> _The records_:
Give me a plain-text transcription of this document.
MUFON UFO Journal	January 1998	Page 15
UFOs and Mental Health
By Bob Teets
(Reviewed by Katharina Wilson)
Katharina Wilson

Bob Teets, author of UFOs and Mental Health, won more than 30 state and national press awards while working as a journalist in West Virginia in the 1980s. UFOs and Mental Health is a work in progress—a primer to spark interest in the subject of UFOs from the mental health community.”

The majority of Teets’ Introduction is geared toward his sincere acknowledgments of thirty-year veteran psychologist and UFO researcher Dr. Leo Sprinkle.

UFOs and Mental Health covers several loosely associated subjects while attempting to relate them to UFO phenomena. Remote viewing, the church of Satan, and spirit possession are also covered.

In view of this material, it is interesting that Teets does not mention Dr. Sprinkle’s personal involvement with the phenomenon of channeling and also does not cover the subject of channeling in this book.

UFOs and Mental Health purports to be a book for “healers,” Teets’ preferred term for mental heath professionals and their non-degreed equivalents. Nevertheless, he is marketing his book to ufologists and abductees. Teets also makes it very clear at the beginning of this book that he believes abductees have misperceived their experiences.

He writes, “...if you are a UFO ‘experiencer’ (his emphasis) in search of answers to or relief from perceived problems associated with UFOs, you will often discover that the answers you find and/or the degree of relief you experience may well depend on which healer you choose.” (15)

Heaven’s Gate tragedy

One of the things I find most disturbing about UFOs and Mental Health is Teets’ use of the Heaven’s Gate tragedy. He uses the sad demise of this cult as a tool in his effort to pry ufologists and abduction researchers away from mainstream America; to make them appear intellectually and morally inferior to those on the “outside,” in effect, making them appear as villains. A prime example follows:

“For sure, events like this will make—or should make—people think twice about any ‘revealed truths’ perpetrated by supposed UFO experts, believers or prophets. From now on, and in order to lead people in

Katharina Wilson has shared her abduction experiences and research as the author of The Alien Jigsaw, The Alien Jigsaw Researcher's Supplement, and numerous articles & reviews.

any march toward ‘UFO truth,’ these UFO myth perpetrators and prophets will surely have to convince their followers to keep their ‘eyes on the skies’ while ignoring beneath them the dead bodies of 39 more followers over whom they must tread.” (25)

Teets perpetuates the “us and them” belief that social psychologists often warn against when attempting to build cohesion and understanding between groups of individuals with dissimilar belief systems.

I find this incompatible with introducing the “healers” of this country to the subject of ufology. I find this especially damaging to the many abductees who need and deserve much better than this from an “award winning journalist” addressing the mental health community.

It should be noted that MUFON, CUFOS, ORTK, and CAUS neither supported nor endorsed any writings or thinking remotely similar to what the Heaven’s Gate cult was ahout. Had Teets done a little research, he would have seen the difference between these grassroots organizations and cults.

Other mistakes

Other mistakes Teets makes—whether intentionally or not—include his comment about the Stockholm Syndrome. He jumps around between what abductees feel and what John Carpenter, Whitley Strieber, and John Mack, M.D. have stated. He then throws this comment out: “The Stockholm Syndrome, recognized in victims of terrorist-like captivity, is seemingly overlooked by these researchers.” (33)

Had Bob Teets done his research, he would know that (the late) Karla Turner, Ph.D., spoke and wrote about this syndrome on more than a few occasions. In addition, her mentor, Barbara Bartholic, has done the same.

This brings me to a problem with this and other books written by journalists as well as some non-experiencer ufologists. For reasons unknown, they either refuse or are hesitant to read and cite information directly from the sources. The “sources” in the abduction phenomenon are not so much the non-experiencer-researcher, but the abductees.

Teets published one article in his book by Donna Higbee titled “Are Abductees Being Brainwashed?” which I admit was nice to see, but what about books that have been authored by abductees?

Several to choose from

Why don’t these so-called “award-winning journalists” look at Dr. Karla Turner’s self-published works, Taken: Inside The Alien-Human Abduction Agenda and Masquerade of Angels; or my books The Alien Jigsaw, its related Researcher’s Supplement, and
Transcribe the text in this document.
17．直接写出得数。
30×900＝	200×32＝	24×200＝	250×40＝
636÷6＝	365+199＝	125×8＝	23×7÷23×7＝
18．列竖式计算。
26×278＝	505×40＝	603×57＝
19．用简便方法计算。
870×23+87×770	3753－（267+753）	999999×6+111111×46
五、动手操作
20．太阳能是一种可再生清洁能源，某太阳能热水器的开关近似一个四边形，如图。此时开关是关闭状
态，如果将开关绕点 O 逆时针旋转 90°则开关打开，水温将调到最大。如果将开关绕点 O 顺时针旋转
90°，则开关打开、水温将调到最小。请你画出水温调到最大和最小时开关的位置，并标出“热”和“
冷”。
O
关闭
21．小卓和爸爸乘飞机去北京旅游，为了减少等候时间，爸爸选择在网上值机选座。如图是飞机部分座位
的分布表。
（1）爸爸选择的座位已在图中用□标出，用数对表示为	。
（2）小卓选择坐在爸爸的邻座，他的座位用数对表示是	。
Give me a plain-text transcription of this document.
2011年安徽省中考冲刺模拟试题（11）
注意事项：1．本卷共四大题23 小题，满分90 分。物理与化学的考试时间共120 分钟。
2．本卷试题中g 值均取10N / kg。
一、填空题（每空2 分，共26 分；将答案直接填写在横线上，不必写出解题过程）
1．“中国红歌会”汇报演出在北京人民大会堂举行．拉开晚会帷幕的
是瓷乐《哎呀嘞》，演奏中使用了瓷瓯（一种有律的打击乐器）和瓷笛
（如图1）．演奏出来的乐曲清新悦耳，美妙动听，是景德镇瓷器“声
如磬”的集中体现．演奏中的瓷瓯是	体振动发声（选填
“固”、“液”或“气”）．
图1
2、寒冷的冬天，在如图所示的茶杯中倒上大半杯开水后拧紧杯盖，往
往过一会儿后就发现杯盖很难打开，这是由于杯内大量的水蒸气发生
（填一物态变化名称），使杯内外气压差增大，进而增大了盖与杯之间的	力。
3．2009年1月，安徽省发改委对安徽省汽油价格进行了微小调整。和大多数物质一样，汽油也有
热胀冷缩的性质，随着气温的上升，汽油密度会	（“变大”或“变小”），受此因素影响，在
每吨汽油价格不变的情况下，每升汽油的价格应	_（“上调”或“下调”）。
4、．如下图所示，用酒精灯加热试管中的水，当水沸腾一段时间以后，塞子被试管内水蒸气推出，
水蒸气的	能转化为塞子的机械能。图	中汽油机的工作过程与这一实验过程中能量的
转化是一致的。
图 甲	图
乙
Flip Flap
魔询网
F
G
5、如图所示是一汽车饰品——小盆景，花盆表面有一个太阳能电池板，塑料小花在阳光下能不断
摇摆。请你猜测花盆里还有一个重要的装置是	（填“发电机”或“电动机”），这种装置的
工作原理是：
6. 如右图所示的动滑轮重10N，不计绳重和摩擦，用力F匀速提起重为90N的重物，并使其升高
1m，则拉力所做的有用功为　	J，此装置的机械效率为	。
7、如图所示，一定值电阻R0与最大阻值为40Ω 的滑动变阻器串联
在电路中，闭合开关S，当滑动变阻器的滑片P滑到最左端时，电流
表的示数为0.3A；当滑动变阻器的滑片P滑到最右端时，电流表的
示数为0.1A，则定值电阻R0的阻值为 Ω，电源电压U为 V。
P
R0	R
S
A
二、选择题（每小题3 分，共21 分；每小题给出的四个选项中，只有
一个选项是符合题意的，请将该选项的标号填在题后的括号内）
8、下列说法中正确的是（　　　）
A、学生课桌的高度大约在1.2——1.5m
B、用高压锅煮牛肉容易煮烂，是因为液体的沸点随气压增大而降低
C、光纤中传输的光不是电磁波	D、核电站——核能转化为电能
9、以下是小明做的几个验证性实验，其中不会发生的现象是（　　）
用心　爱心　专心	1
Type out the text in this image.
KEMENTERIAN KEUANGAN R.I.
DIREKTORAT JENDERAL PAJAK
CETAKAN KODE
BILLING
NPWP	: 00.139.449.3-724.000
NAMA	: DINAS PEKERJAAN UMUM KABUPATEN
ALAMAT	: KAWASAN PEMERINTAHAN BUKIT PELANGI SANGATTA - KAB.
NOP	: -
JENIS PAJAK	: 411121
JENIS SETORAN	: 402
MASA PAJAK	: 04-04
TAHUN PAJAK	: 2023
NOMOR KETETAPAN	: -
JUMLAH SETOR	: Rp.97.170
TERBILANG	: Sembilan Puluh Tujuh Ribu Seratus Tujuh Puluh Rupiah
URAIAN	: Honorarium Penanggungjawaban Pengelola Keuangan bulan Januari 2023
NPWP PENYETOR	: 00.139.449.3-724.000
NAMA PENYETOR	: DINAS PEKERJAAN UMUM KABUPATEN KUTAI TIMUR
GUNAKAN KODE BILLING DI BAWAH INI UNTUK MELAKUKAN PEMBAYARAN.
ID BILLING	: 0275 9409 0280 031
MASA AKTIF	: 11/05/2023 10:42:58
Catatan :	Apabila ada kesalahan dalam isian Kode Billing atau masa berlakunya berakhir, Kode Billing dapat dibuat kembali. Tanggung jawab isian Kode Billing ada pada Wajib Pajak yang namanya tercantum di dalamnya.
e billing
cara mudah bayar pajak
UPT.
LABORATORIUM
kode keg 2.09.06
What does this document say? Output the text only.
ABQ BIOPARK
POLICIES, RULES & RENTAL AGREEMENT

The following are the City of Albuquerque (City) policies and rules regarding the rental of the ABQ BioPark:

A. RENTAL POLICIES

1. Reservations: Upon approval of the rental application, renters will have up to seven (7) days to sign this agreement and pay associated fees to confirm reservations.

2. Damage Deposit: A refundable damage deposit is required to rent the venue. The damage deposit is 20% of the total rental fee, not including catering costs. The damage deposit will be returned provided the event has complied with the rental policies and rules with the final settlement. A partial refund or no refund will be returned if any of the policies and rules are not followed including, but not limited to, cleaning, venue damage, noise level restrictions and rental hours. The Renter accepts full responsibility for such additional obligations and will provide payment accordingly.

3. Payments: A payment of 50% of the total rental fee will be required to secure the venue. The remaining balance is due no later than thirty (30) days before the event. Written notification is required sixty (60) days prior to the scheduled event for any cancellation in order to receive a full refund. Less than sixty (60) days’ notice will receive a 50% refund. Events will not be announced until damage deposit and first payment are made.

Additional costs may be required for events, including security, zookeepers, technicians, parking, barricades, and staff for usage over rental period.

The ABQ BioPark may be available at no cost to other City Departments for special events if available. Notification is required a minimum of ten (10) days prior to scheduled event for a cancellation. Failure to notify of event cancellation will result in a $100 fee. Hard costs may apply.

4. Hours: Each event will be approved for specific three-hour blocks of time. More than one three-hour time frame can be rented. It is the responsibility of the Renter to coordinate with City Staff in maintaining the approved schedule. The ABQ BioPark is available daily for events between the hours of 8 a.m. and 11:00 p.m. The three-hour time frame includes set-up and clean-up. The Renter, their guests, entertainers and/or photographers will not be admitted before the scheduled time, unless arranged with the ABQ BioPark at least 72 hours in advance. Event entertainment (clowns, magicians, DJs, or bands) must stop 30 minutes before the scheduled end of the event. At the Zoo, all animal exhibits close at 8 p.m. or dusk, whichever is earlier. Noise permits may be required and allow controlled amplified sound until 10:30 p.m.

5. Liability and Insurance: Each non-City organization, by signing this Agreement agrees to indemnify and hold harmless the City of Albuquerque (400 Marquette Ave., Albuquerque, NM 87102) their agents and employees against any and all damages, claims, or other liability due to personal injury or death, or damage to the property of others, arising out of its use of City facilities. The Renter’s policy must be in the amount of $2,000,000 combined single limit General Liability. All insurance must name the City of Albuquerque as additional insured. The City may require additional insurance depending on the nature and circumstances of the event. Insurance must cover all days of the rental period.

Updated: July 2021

> _To do_: Using the records above, list each line that includes "prior".

> _Expected answer_:
3. Payments: A payment of 50% of the total rental fee will be required to secure the venue. The remaining balance is due no later than thirty (30) days before the event. Written notification is required sixty (60) days prior to the scheduled event for any cancellation in order to receive a full refund. Less than sixty (60) days’ notice will receive a 50% refund. Events will not be announced until damage deposit and first payment are made.
The ABQ BioPark may be available at no cost to other City Departments for special events if available. Notification is required a minimum of ten (10) days prior to scheduled event for a cancellation. Failure to notify of event cancellation will result in a $100 fee. Hard costs may apply.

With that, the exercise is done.